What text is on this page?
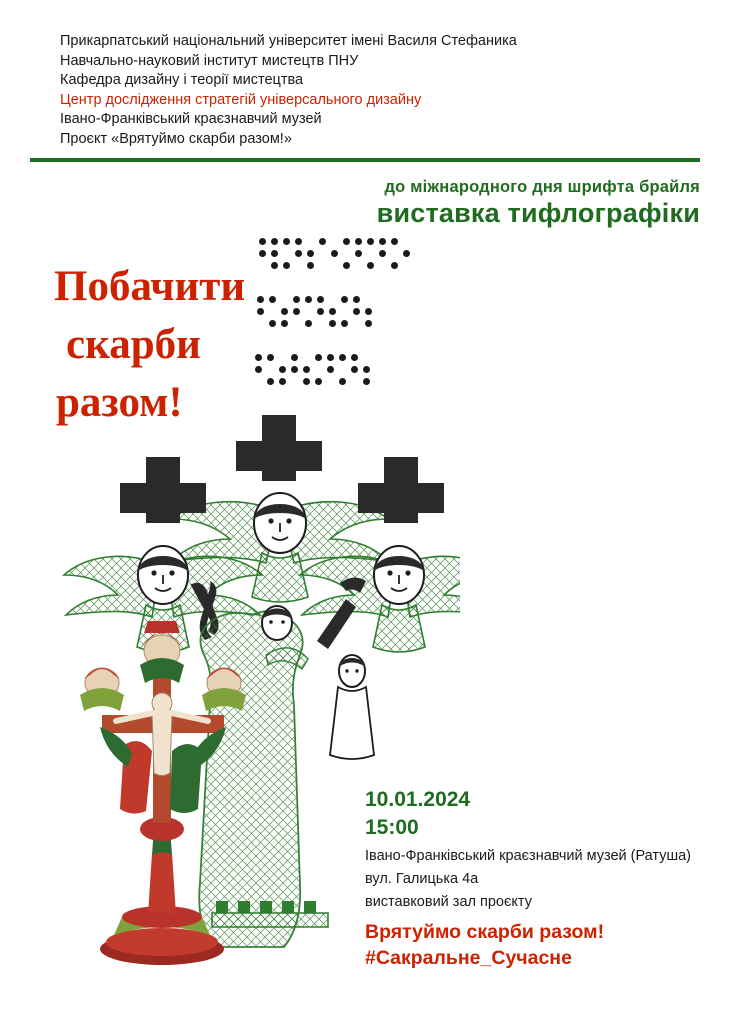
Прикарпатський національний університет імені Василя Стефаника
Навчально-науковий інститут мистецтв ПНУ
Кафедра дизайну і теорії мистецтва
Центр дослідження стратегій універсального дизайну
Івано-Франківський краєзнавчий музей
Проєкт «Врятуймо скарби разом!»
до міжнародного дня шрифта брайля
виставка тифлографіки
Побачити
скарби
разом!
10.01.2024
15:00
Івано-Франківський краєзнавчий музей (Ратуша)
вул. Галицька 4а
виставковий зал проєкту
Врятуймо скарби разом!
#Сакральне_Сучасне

┄┄┄┄┄┄┄┄┄┄

| WHAT THE EXERCISE ASKS |
Transcribe the full listing above exactly, with the images removed.

| RESPONSE TO THIS TASK |
What text is on this page?
Прикарпатський національний університет імені Василя Стефаника
Навчально-науковий інститут мистецтв ПНУ
Кафедра дизайну і теорії мистецтва
Центр дослідження стратегій універсального дизайну
Івано-Франківський краєзнавчий музей
Проєкт «Врятуймо скарби разом!»
до міжнародного дня шрифта брайля
виставка тифлографіки
Побачити
скарби
разом!
10.01.2024
15:00
Івано-Франківський краєзнавчий музей (Ратуша)
вул. Галицька 4а
виставковий зал проєкту
Врятуймо скарби разом!
#Сакральне_Сучасне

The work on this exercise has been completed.